(DATA TO PROCESS)
════

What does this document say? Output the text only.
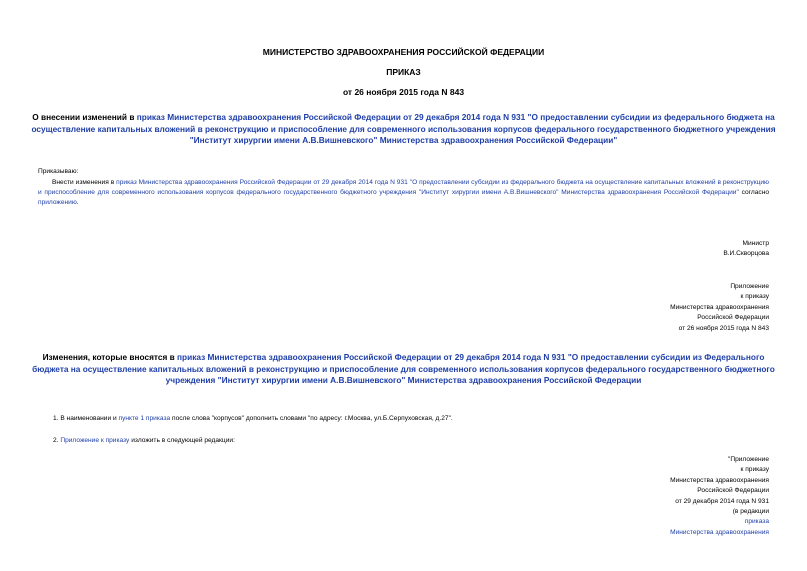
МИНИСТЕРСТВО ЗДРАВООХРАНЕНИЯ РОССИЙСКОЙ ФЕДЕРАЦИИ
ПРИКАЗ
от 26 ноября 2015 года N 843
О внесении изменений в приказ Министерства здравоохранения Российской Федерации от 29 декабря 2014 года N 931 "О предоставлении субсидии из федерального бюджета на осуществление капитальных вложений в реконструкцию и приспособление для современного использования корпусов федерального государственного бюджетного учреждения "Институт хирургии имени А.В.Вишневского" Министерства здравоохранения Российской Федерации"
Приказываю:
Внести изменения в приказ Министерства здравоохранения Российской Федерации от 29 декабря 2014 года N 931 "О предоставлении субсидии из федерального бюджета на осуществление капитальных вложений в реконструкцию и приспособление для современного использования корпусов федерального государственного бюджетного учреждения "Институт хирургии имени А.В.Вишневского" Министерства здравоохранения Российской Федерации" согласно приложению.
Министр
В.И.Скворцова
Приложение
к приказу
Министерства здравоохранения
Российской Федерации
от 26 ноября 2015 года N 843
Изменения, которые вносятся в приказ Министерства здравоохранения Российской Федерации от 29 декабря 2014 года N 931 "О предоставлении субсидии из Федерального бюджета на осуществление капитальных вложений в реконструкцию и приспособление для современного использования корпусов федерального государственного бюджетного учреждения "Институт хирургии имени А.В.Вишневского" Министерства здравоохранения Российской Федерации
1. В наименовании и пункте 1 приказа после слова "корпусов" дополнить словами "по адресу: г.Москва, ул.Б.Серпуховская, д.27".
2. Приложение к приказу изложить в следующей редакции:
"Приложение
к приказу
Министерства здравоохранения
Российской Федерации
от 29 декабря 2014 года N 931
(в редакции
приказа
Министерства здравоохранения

════

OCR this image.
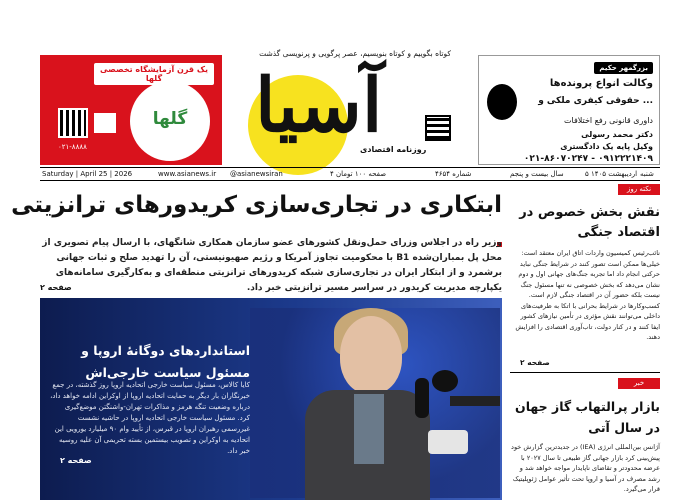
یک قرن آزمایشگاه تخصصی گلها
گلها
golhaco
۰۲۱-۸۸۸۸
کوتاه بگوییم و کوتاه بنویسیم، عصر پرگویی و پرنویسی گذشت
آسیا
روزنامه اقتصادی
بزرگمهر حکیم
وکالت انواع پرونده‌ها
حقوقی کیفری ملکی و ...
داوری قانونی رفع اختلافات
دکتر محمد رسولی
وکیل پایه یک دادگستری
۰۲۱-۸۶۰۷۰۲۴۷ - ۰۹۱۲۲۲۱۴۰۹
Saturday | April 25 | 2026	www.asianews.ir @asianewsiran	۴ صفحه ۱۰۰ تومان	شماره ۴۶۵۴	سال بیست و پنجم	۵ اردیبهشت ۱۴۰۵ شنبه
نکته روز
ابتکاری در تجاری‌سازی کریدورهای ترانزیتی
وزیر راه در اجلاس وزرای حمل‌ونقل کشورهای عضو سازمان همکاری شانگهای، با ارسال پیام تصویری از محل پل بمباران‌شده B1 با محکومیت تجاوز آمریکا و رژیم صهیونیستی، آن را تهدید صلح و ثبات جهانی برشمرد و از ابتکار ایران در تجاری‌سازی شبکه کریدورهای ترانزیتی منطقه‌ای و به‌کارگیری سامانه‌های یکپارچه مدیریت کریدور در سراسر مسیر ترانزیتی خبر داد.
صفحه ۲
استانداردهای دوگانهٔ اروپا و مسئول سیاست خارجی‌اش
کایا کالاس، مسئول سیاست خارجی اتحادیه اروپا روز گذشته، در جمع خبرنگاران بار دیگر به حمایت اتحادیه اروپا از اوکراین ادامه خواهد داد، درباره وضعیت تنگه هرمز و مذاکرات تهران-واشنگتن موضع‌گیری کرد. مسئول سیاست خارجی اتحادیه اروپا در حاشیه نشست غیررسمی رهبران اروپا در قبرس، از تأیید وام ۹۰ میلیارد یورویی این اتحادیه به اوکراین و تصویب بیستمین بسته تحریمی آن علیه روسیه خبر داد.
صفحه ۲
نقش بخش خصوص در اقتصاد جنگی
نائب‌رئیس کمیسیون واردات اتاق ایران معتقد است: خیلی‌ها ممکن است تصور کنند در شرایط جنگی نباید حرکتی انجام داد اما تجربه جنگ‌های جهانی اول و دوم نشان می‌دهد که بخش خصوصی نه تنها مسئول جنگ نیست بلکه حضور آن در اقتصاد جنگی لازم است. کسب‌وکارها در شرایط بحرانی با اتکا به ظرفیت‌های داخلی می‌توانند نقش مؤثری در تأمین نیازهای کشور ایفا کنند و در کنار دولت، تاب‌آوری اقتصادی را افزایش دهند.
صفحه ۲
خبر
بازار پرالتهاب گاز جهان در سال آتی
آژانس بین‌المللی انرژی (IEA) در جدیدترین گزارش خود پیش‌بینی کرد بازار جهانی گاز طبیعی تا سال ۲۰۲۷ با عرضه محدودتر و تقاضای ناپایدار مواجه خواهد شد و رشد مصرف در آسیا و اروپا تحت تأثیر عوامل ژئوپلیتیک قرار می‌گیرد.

════

(TASK DIRECTIONS) Copy out all lines where the word "ترانزیتی" appears.

(COMPLETED EXERCISE)
ابتکاری در تجاری‌سازی کریدورهای ترانزیتی
وزیر راه در اجلاس وزرای حمل‌ونقل کشورهای عضو سازمان همکاری شانگهای، با ارسال پیام تصویری از محل پل بمباران‌شده B1 با محکومیت تجاوز آمریکا و رژیم صهیونیستی، آن را تهدید صلح و ثبات جهانی برشمرد و از ابتکار ایران در تجاری‌سازی شبکه کریدورهای ترانزیتی منطقه‌ای و به‌کارگیری سامانه‌های یکپارچه مدیریت کریدور در سراسر مسیر ترانزیتی خبر داد.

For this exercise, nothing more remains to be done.